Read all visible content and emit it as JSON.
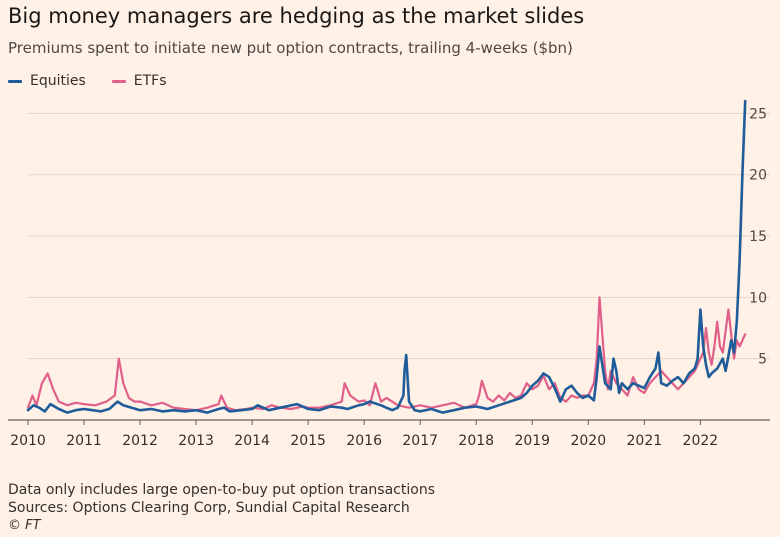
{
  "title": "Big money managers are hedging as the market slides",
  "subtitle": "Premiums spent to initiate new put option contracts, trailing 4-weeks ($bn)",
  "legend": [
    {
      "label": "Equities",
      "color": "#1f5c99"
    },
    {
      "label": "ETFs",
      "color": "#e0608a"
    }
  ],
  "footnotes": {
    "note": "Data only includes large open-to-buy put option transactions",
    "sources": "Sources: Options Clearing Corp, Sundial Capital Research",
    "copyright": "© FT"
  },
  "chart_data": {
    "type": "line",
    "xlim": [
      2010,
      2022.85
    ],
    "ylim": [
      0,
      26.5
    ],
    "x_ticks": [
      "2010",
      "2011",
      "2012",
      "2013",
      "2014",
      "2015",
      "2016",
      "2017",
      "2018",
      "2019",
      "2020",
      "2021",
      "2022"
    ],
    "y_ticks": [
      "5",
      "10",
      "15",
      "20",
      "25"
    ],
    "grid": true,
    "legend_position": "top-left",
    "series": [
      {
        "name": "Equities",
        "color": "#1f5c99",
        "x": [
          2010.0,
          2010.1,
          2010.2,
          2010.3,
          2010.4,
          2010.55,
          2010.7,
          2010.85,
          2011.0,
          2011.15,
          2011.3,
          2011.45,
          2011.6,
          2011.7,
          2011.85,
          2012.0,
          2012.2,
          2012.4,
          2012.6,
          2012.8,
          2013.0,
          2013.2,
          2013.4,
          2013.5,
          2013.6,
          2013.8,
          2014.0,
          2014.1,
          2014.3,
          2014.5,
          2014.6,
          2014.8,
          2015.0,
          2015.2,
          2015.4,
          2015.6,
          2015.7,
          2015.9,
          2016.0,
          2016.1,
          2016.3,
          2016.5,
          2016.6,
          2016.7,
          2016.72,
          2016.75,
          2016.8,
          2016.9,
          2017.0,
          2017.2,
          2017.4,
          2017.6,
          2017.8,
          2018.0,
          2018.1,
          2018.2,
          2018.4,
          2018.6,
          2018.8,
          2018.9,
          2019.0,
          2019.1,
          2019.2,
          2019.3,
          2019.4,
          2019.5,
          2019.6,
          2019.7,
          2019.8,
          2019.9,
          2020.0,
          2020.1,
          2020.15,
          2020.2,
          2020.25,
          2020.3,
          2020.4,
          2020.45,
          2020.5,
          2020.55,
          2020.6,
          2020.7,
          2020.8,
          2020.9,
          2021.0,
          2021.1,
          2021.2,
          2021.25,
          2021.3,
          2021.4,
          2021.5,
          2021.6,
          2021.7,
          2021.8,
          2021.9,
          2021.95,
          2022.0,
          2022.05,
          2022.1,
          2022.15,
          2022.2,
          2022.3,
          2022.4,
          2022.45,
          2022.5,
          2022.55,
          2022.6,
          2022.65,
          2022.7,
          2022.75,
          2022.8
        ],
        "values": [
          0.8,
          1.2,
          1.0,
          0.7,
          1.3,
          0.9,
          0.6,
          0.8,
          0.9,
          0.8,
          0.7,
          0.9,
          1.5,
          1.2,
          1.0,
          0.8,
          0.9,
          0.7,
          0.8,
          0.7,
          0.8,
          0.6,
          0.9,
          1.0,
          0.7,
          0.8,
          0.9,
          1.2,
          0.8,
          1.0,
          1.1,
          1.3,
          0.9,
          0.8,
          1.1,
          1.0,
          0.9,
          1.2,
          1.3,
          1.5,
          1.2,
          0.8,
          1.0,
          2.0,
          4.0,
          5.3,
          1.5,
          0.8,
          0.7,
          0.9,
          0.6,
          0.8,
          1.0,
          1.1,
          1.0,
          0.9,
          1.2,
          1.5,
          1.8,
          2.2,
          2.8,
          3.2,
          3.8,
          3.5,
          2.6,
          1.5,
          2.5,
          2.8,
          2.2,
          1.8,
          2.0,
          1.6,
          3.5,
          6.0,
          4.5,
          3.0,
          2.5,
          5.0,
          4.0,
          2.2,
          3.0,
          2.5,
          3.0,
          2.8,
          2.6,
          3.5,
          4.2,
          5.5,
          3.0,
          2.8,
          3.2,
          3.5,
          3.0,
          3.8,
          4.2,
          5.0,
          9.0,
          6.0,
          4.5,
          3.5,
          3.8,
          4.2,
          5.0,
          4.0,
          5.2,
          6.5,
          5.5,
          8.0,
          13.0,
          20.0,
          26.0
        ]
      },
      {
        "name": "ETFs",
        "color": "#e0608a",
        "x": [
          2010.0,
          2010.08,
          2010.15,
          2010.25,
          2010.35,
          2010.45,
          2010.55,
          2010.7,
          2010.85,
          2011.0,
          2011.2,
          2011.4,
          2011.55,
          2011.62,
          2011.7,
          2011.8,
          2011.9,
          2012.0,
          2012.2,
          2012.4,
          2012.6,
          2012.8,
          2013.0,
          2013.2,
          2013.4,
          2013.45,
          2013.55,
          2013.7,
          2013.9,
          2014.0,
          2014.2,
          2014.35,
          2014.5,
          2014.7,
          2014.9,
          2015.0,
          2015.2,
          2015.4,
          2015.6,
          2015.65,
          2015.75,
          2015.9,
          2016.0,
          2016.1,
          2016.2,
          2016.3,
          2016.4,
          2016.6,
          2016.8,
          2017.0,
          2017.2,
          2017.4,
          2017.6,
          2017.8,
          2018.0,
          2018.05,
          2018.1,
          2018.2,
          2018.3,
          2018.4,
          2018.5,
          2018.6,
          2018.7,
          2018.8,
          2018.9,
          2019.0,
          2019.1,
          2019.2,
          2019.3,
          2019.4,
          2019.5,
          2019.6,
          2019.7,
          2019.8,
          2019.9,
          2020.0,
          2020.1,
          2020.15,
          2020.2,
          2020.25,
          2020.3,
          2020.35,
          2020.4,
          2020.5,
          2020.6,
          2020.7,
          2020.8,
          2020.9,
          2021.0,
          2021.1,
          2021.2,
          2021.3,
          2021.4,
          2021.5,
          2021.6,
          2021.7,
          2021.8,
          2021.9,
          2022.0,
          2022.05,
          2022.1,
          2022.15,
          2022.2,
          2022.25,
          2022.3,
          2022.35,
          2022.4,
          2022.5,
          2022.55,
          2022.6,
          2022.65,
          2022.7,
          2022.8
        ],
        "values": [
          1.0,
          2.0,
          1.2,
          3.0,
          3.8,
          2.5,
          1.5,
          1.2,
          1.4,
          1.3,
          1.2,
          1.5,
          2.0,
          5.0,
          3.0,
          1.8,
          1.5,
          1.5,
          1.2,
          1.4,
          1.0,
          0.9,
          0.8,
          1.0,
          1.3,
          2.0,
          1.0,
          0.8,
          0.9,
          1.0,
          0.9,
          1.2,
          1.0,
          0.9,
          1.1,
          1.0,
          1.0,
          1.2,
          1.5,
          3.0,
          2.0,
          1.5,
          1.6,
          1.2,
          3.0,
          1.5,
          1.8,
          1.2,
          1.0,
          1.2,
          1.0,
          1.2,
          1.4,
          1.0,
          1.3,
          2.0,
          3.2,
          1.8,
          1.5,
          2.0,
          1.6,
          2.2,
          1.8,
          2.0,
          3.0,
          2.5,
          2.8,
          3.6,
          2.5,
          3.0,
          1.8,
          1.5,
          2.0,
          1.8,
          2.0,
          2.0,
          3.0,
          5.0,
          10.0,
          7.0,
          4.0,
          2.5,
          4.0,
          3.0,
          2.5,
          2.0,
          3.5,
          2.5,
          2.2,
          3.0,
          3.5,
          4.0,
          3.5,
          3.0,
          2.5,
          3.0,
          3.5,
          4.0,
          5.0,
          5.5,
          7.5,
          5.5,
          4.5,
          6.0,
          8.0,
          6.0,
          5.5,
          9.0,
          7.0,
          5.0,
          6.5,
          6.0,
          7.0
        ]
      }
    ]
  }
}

• **Requirements**: Restate the records word for word, omitting images.

• **Task output**:
Read all visible content and emit it as JSON.
{
  "title": "Big money managers are hedging as the market slides",
  "subtitle": "Premiums spent to initiate new put option contracts, trailing 4-weeks ($bn)",
  "legend": [
    {
      "label": "Equities",
      "color": "#1f5c99"
    },
    {
      "label": "ETFs",
      "color": "#e0608a"
    }
  ],
  "footnotes": {
    "note": "Data only includes large open-to-buy put option transactions",
    "sources": "Sources: Options Clearing Corp, Sundial Capital Research",
    "copyright": "© FT"
  },
  "chart_data": {
    "type": "line",
    "xlim": [
      2010,
      2022.85
    ],
    "ylim": [
      0,
      26.5
    ],
    "x_ticks": [
      "2010",
      "2011",
      "2012",
      "2013",
      "2014",
      "2015",
      "2016",
      "2017",
      "2018",
      "2019",
      "2020",
      "2021",
      "2022"
    ],
    "y_ticks": [
      "5",
      "10",
      "15",
      "20",
      "25"
    ],
    "grid": true,
    "legend_position": "top-left",
    "series": [
      {
        "name": "Equities",
        "color": "#1f5c99",
        "x": [
          2010.0,
          2010.1,
          2010.2,
          2010.3,
          2010.4,
          2010.55,
          2010.7,
          2010.85,
          2011.0,
          2011.15,
          2011.3,
          2011.45,
          2011.6,
          2011.7,
          2011.85,
          2012.0,
          2012.2,
          2012.4,
          2012.6,
          2012.8,
          2013.0,
          2013.2,
          2013.4,
          2013.5,
          2013.6,
          2013.8,
          2014.0,
          2014.1,
          2014.3,
          2014.5,
          2014.6,
          2014.8,
          2015.0,
          2015.2,
          2015.4,
          2015.6,
          2015.7,
          2015.9,
          2016.0,
          2016.1,
          2016.3,
          2016.5,
          2016.6,
          2016.7,
          2016.72,
          2016.75,
          2016.8,
          2016.9,
          2017.0,
          2017.2,
          2017.4,
          2017.6,
          2017.8,
          2018.0,
          2018.1,
          2018.2,
          2018.4,
          2018.6,
          2018.8,
          2018.9,
          2019.0,
          2019.1,
          2019.2,
          2019.3,
          2019.4,
          2019.5,
          2019.6,
          2019.7,
          2019.8,
          2019.9,
          2020.0,
          2020.1,
          2020.15,
          2020.2,
          2020.25,
          2020.3,
          2020.4,
          2020.45,
          2020.5,
          2020.55,
          2020.6,
          2020.7,
          2020.8,
          2020.9,
          2021.0,
          2021.1,
          2021.2,
          2021.25,
          2021.3,
          2021.4,
          2021.5,
          2021.6,
          2021.7,
          2021.8,
          2021.9,
          2021.95,
          2022.0,
          2022.05,
          2022.1,
          2022.15,
          2022.2,
          2022.3,
          2022.4,
          2022.45,
          2022.5,
          2022.55,
          2022.6,
          2022.65,
          2022.7,
          2022.75,
          2022.8
        ],
        "values": [
          0.8,
          1.2,
          1.0,
          0.7,
          1.3,
          0.9,
          0.6,
          0.8,
          0.9,
          0.8,
          0.7,
          0.9,
          1.5,
          1.2,
          1.0,
          0.8,
          0.9,
          0.7,
          0.8,
          0.7,
          0.8,
          0.6,
          0.9,
          1.0,
          0.7,
          0.8,
          0.9,
          1.2,
          0.8,
          1.0,
          1.1,
          1.3,
          0.9,
          0.8,
          1.1,
          1.0,
          0.9,
          1.2,
          1.3,
          1.5,
          1.2,
          0.8,
          1.0,
          2.0,
          4.0,
          5.3,
          1.5,
          0.8,
          0.7,
          0.9,
          0.6,
          0.8,
          1.0,
          1.1,
          1.0,
          0.9,
          1.2,
          1.5,
          1.8,
          2.2,
          2.8,
          3.2,
          3.8,
          3.5,
          2.6,
          1.5,
          2.5,
          2.8,
          2.2,
          1.8,
          2.0,
          1.6,
          3.5,
          6.0,
          4.5,
          3.0,
          2.5,
          5.0,
          4.0,
          2.2,
          3.0,
          2.5,
          3.0,
          2.8,
          2.6,
          3.5,
          4.2,
          5.5,
          3.0,
          2.8,
          3.2,
          3.5,
          3.0,
          3.8,
          4.2,
          5.0,
          9.0,
          6.0,
          4.5,
          3.5,
          3.8,
          4.2,
          5.0,
          4.0,
          5.2,
          6.5,
          5.5,
          8.0,
          13.0,
          20.0,
          26.0
        ]
      },
      {
        "name": "ETFs",
        "color": "#e0608a",
        "x": [
          2010.0,
          2010.08,
          2010.15,
          2010.25,
          2010.35,
          2010.45,
          2010.55,
          2010.7,
          2010.85,
          2011.0,
          2011.2,
          2011.4,
          2011.55,
          2011.62,
          2011.7,
          2011.8,
          2011.9,
          2012.0,
          2012.2,
          2012.4,
          2012.6,
          2012.8,
          2013.0,
          2013.2,
          2013.4,
          2013.45,
          2013.55,
          2013.7,
          2013.9,
          2014.0,
          2014.2,
          2014.35,
          2014.5,
          2014.7,
          2014.9,
          2015.0,
          2015.2,
          2015.4,
          2015.6,
          2015.65,
          2015.75,
          2015.9,
          2016.0,
          2016.1,
          2016.2,
          2016.3,
          2016.4,
          2016.6,
          2016.8,
          2017.0,
          2017.2,
          2017.4,
          2017.6,
          2017.8,
          2018.0,
          2018.05,
          2018.1,
          2018.2,
          2018.3,
          2018.4,
          2018.5,
          2018.6,
          2018.7,
          2018.8,
          2018.9,
          2019.0,
          2019.1,
          2019.2,
          2019.3,
          2019.4,
          2019.5,
          2019.6,
          2019.7,
          2019.8,
          2019.9,
          2020.0,
          2020.1,
          2020.15,
          2020.2,
          2020.25,
          2020.3,
          2020.35,
          2020.4,
          2020.5,
          2020.6,
          2020.7,
          2020.8,
          2020.9,
          2021.0,
          2021.1,
          2021.2,
          2021.3,
          2021.4,
          2021.5,
          2021.6,
          2021.7,
          2021.8,
          2021.9,
          2022.0,
          2022.05,
          2022.1,
          2022.15,
          2022.2,
          2022.25,
          2022.3,
          2022.35,
          2022.4,
          2022.5,
          2022.55,
          2022.6,
          2022.65,
          2022.7,
          2022.8
        ],
        "values": [
          1.0,
          2.0,
          1.2,
          3.0,
          3.8,
          2.5,
          1.5,
          1.2,
          1.4,
          1.3,
          1.2,
          1.5,
          2.0,
          5.0,
          3.0,
          1.8,
          1.5,
          1.5,
          1.2,
          1.4,
          1.0,
          0.9,
          0.8,
          1.0,
          1.3,
          2.0,
          1.0,
          0.8,
          0.9,
          1.0,
          0.9,
          1.2,
          1.0,
          0.9,
          1.1,
          1.0,
          1.0,
          1.2,
          1.5,
          3.0,
          2.0,
          1.5,
          1.6,
          1.2,
          3.0,
          1.5,
          1.8,
          1.2,
          1.0,
          1.2,
          1.0,
          1.2,
          1.4,
          1.0,
          1.3,
          2.0,
          3.2,
          1.8,
          1.5,
          2.0,
          1.6,
          2.2,
          1.8,
          2.0,
          3.0,
          2.5,
          2.8,
          3.6,
          2.5,
          3.0,
          1.8,
          1.5,
          2.0,
          1.8,
          2.0,
          2.0,
          3.0,
          5.0,
          10.0,
          7.0,
          4.0,
          2.5,
          4.0,
          3.0,
          2.5,
          2.0,
          3.5,
          2.5,
          2.2,
          3.0,
          3.5,
          4.0,
          3.5,
          3.0,
          2.5,
          3.0,
          3.5,
          4.0,
          5.0,
          5.5,
          7.5,
          5.5,
          4.5,
          6.0,
          8.0,
          6.0,
          5.5,
          9.0,
          7.0,
          5.0,
          6.5,
          6.0,
          7.0
        ]
      }
    ]
  }
}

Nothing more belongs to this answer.